Data entries:

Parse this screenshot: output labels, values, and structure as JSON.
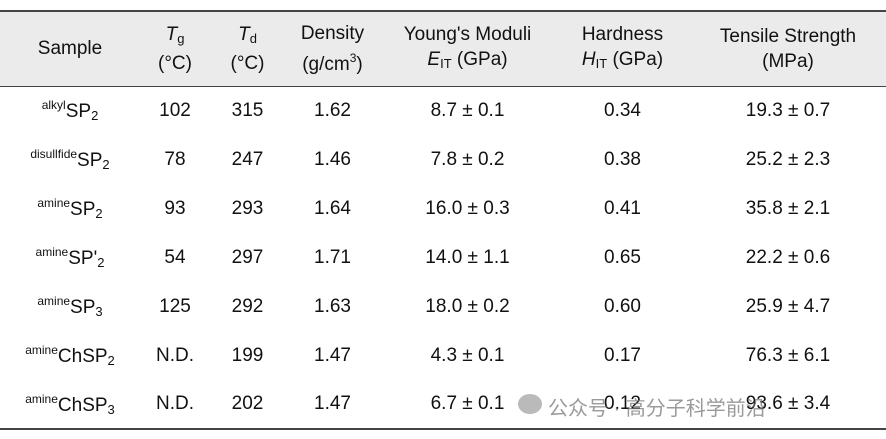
{
  "table": {
    "header": [
      [
        [
          {
            "t": "Sample"
          }
        ]
      ],
      [
        [
          {
            "t": "T",
            "s": "i"
          },
          {
            "t": "g",
            "s": "sub"
          }
        ],
        [
          {
            "t": "(°C)"
          }
        ]
      ],
      [
        [
          {
            "t": "T",
            "s": "i"
          },
          {
            "t": "d",
            "s": "sub"
          }
        ],
        [
          {
            "t": "(°C)"
          }
        ]
      ],
      [
        [
          {
            "t": "Density"
          }
        ],
        [
          {
            "t": "(g/cm"
          },
          {
            "t": "3",
            "s": "sup"
          },
          {
            "t": ")"
          }
        ]
      ],
      [
        [
          {
            "t": "Young's Moduli"
          }
        ],
        [
          {
            "t": "E",
            "s": "i"
          },
          {
            "t": "IT",
            "s": "sub"
          },
          {
            "t": " (GPa)"
          }
        ]
      ],
      [
        [
          {
            "t": "Hardness"
          }
        ],
        [
          {
            "t": "H",
            "s": "i"
          },
          {
            "t": "IT",
            "s": "sub"
          },
          {
            "t": " (GPa)"
          }
        ]
      ],
      [
        [
          {
            "t": "Tensile Strength"
          }
        ],
        [
          {
            "t": "(MPa)"
          }
        ]
      ]
    ],
    "rows": [
      [
        [
          {
            "t": "alkyl",
            "s": "sup"
          },
          {
            "t": "SP"
          },
          {
            "t": "2",
            "s": "sub"
          }
        ],
        "102",
        "315",
        "1.62",
        "8.7 ± 0.1",
        "0.34",
        "19.3 ± 0.7"
      ],
      [
        [
          {
            "t": "disullfide",
            "s": "sup"
          },
          {
            "t": "SP"
          },
          {
            "t": "2",
            "s": "sub"
          }
        ],
        "78",
        "247",
        "1.46",
        "7.8 ± 0.2",
        "0.38",
        "25.2 ± 2.3"
      ],
      [
        [
          {
            "t": "amine",
            "s": "sup"
          },
          {
            "t": "SP"
          },
          {
            "t": "2",
            "s": "sub"
          }
        ],
        "93",
        "293",
        "1.64",
        "16.0 ± 0.3",
        "0.41",
        "35.8 ± 2.1"
      ],
      [
        [
          {
            "t": "amine",
            "s": "sup"
          },
          {
            "t": "SP'"
          },
          {
            "t": "2",
            "s": "sub"
          }
        ],
        "54",
        "297",
        "1.71",
        "14.0 ± 1.1",
        "0.65",
        "22.2 ± 0.6"
      ],
      [
        [
          {
            "t": "amine",
            "s": "sup"
          },
          {
            "t": "SP"
          },
          {
            "t": "3",
            "s": "sub"
          }
        ],
        "125",
        "292",
        "1.63",
        "18.0 ± 0.2",
        "0.60",
        "25.9 ± 4.7"
      ],
      [
        [
          {
            "t": "amine",
            "s": "sup"
          },
          {
            "t": "ChSP"
          },
          {
            "t": "2",
            "s": "sub"
          }
        ],
        "N.D.",
        "199",
        "1.47",
        "4.3 ± 0.1",
        "0.17",
        "76.3 ± 6.1"
      ],
      [
        [
          {
            "t": "amine",
            "s": "sup"
          },
          {
            "t": "ChSP"
          },
          {
            "t": "3",
            "s": "sub"
          }
        ],
        "N.D.",
        "202",
        "1.47",
        "6.7 ± 0.1",
        "0.12",
        "93.6 ± 3.4"
      ]
    ]
  },
  "watermark": "公众号 · 高分子科学前沿"
}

Instruction: Copy each line exactly, and leave the pictures out of your copy.

The answer:
Parse this screenshot: output labels, values, and structure as JSON.
{
  "table": {
    "header": [
      [
        [
          {
            "t": "Sample"
          }
        ]
      ],
      [
        [
          {
            "t": "T",
            "s": "i"
          },
          {
            "t": "g",
            "s": "sub"
          }
        ],
        [
          {
            "t": "(°C)"
          }
        ]
      ],
      [
        [
          {
            "t": "T",
            "s": "i"
          },
          {
            "t": "d",
            "s": "sub"
          }
        ],
        [
          {
            "t": "(°C)"
          }
        ]
      ],
      [
        [
          {
            "t": "Density"
          }
        ],
        [
          {
            "t": "(g/cm"
          },
          {
            "t": "3",
            "s": "sup"
          },
          {
            "t": ")"
          }
        ]
      ],
      [
        [
          {
            "t": "Young's Moduli"
          }
        ],
        [
          {
            "t": "E",
            "s": "i"
          },
          {
            "t": "IT",
            "s": "sub"
          },
          {
            "t": " (GPa)"
          }
        ]
      ],
      [
        [
          {
            "t": "Hardness"
          }
        ],
        [
          {
            "t": "H",
            "s": "i"
          },
          {
            "t": "IT",
            "s": "sub"
          },
          {
            "t": " (GPa)"
          }
        ]
      ],
      [
        [
          {
            "t": "Tensile Strength"
          }
        ],
        [
          {
            "t": "(MPa)"
          }
        ]
      ]
    ],
    "rows": [
      [
        [
          {
            "t": "alkyl",
            "s": "sup"
          },
          {
            "t": "SP"
          },
          {
            "t": "2",
            "s": "sub"
          }
        ],
        "102",
        "315",
        "1.62",
        "8.7 ± 0.1",
        "0.34",
        "19.3 ± 0.7"
      ],
      [
        [
          {
            "t": "disullfide",
            "s": "sup"
          },
          {
            "t": "SP"
          },
          {
            "t": "2",
            "s": "sub"
          }
        ],
        "78",
        "247",
        "1.46",
        "7.8 ± 0.2",
        "0.38",
        "25.2 ± 2.3"
      ],
      [
        [
          {
            "t": "amine",
            "s": "sup"
          },
          {
            "t": "SP"
          },
          {
            "t": "2",
            "s": "sub"
          }
        ],
        "93",
        "293",
        "1.64",
        "16.0 ± 0.3",
        "0.41",
        "35.8 ± 2.1"
      ],
      [
        [
          {
            "t": "amine",
            "s": "sup"
          },
          {
            "t": "SP'"
          },
          {
            "t": "2",
            "s": "sub"
          }
        ],
        "54",
        "297",
        "1.71",
        "14.0 ± 1.1",
        "0.65",
        "22.2 ± 0.6"
      ],
      [
        [
          {
            "t": "amine",
            "s": "sup"
          },
          {
            "t": "SP"
          },
          {
            "t": "3",
            "s": "sub"
          }
        ],
        "125",
        "292",
        "1.63",
        "18.0 ± 0.2",
        "0.60",
        "25.9 ± 4.7"
      ],
      [
        [
          {
            "t": "amine",
            "s": "sup"
          },
          {
            "t": "ChSP"
          },
          {
            "t": "2",
            "s": "sub"
          }
        ],
        "N.D.",
        "199",
        "1.47",
        "4.3 ± 0.1",
        "0.17",
        "76.3 ± 6.1"
      ],
      [
        [
          {
            "t": "amine",
            "s": "sup"
          },
          {
            "t": "ChSP"
          },
          {
            "t": "3",
            "s": "sub"
          }
        ],
        "N.D.",
        "202",
        "1.47",
        "6.7 ± 0.1",
        "0.12",
        "93.6 ± 3.4"
      ]
    ]
  },
  "watermark": "公众号 · 高分子科学前沿"
}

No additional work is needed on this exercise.